## [WHAT YOU NEED TO DO]
In the listing below, locate the lines bearing the word "more". Copy every one of them.

## [RECORDS SHOWN]
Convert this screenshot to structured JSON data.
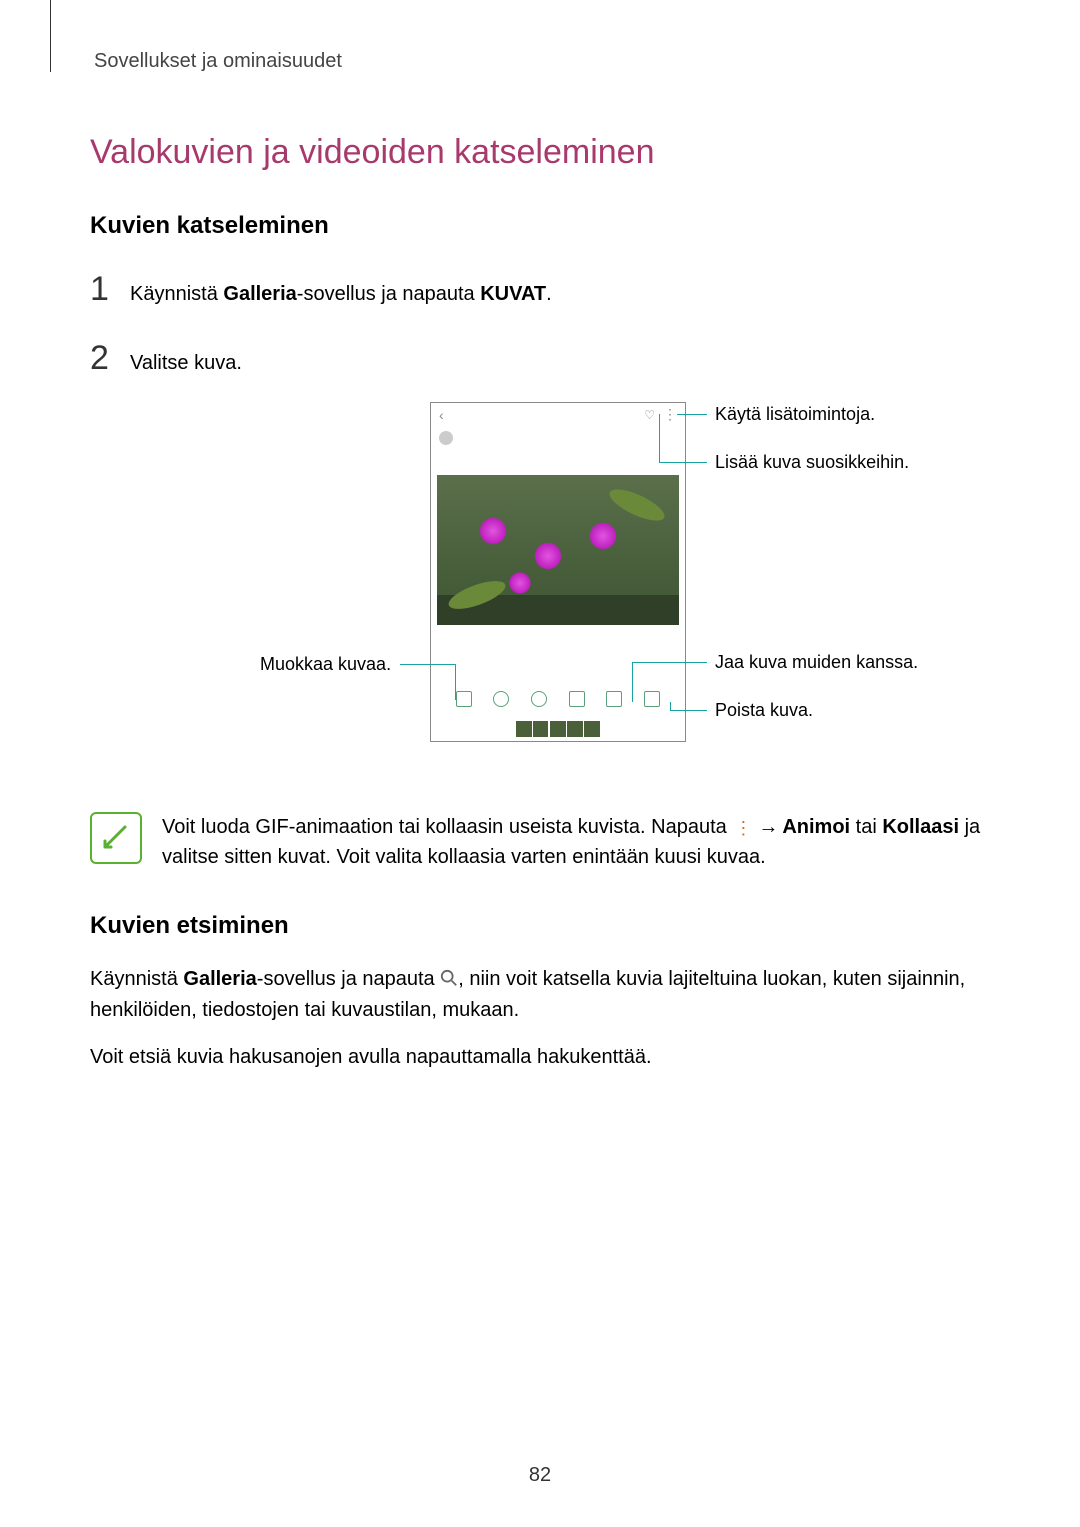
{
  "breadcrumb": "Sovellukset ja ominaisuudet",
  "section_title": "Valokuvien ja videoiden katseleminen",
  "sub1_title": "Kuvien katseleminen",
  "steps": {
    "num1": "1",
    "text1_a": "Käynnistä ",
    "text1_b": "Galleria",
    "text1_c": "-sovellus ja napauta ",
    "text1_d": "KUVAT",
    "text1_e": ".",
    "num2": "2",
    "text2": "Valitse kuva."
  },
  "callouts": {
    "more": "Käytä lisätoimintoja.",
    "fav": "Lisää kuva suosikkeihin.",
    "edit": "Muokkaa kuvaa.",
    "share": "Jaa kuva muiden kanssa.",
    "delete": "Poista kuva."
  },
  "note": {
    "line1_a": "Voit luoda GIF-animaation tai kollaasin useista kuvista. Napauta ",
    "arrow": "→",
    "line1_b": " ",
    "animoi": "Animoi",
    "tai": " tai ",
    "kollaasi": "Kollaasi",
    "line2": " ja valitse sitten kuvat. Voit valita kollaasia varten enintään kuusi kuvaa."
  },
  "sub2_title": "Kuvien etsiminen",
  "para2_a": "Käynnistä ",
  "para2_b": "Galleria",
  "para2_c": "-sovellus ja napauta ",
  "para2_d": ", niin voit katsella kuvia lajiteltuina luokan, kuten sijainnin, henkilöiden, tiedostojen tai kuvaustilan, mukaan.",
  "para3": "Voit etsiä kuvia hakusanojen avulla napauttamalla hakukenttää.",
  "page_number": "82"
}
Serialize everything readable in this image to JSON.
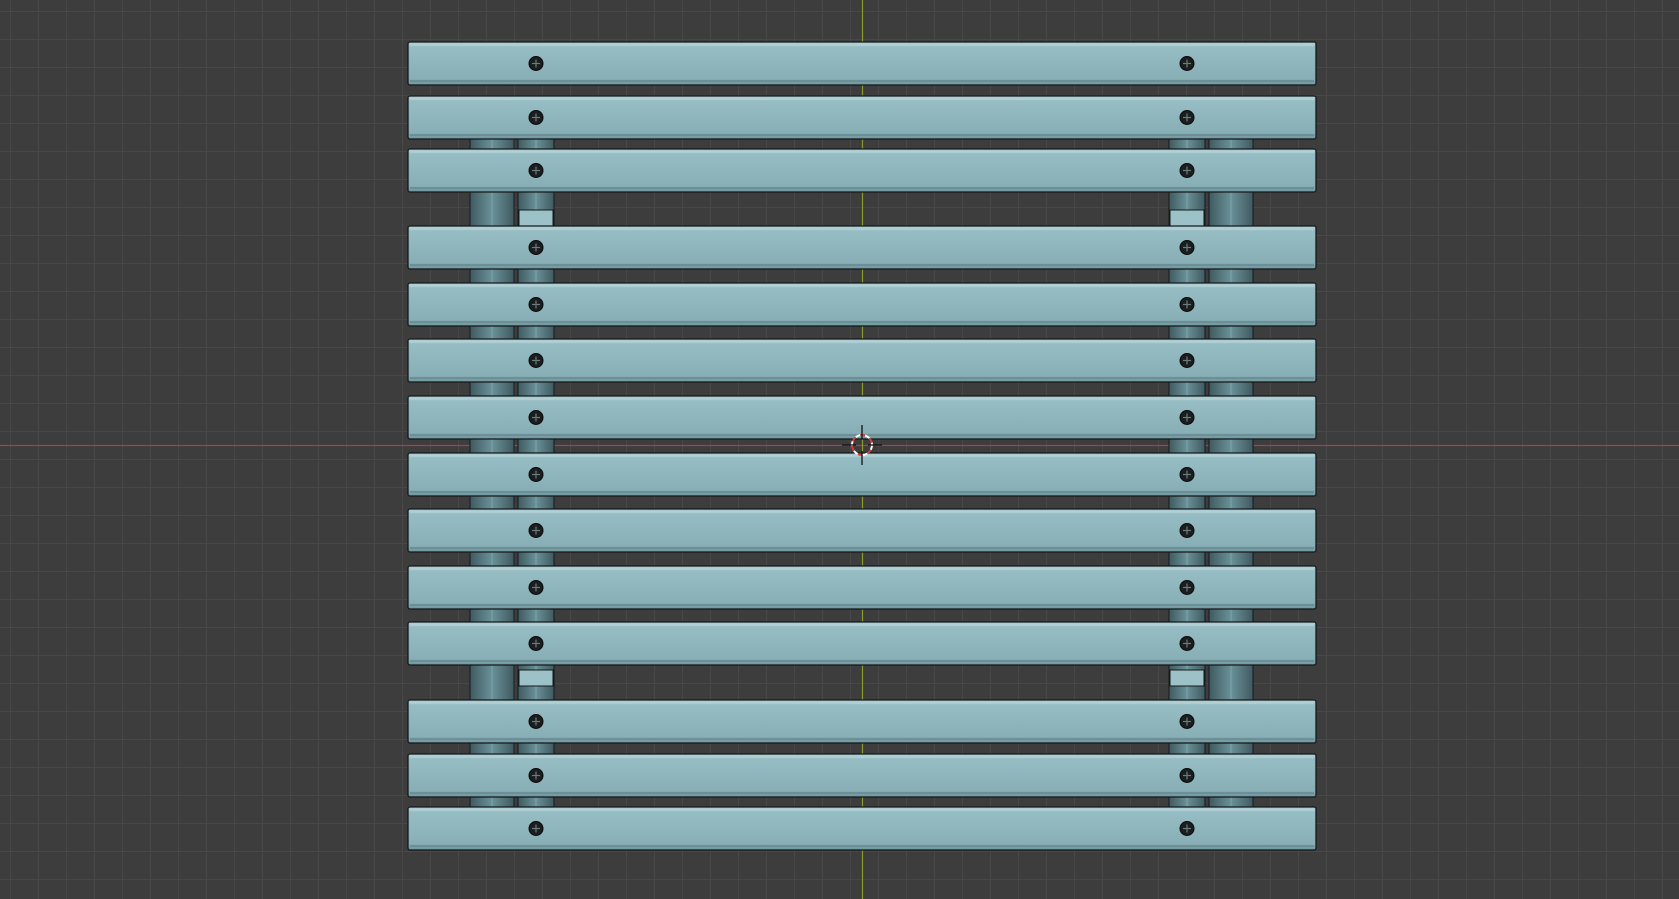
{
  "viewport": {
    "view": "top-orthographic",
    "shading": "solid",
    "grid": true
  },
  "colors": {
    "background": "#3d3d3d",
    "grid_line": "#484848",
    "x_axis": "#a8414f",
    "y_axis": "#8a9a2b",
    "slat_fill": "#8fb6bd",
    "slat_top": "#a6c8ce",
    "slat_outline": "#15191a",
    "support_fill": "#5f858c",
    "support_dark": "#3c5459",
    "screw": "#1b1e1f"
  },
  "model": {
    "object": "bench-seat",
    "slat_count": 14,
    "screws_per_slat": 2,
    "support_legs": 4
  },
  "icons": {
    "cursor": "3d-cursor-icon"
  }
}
* * *
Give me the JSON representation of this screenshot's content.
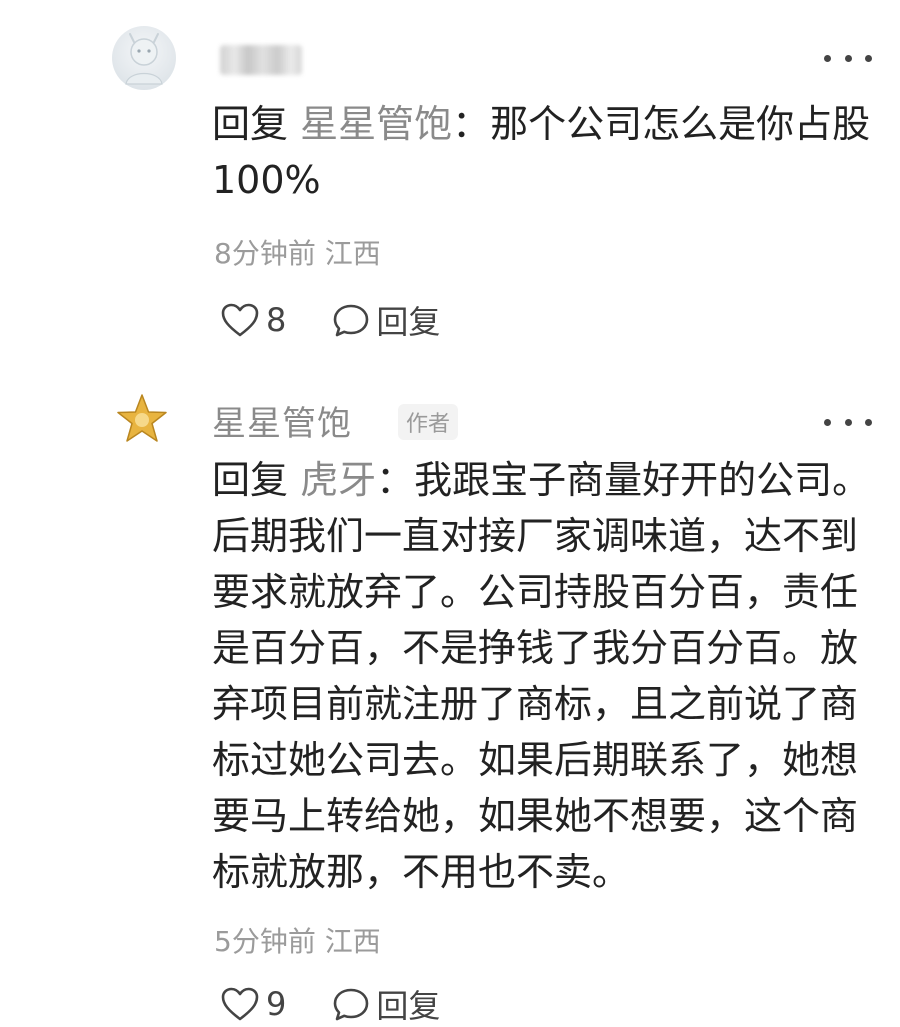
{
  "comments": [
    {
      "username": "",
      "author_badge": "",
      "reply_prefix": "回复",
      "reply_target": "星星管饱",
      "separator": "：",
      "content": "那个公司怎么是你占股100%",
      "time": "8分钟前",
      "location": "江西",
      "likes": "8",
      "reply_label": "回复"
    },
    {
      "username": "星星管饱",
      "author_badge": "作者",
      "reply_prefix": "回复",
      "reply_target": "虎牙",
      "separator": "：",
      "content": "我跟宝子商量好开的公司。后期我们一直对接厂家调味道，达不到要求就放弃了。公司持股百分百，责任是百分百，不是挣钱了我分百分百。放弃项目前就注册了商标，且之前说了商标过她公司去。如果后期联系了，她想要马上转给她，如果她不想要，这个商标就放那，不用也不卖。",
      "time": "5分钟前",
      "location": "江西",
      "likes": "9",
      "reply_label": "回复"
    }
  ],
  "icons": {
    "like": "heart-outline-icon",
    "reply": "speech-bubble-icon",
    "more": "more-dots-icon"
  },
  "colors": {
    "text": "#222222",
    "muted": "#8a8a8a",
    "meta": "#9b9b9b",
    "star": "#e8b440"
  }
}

## [THE SOLUTION]
    "more": "Käytä lisätoimintoja.",
    "more": "more-dots-icon"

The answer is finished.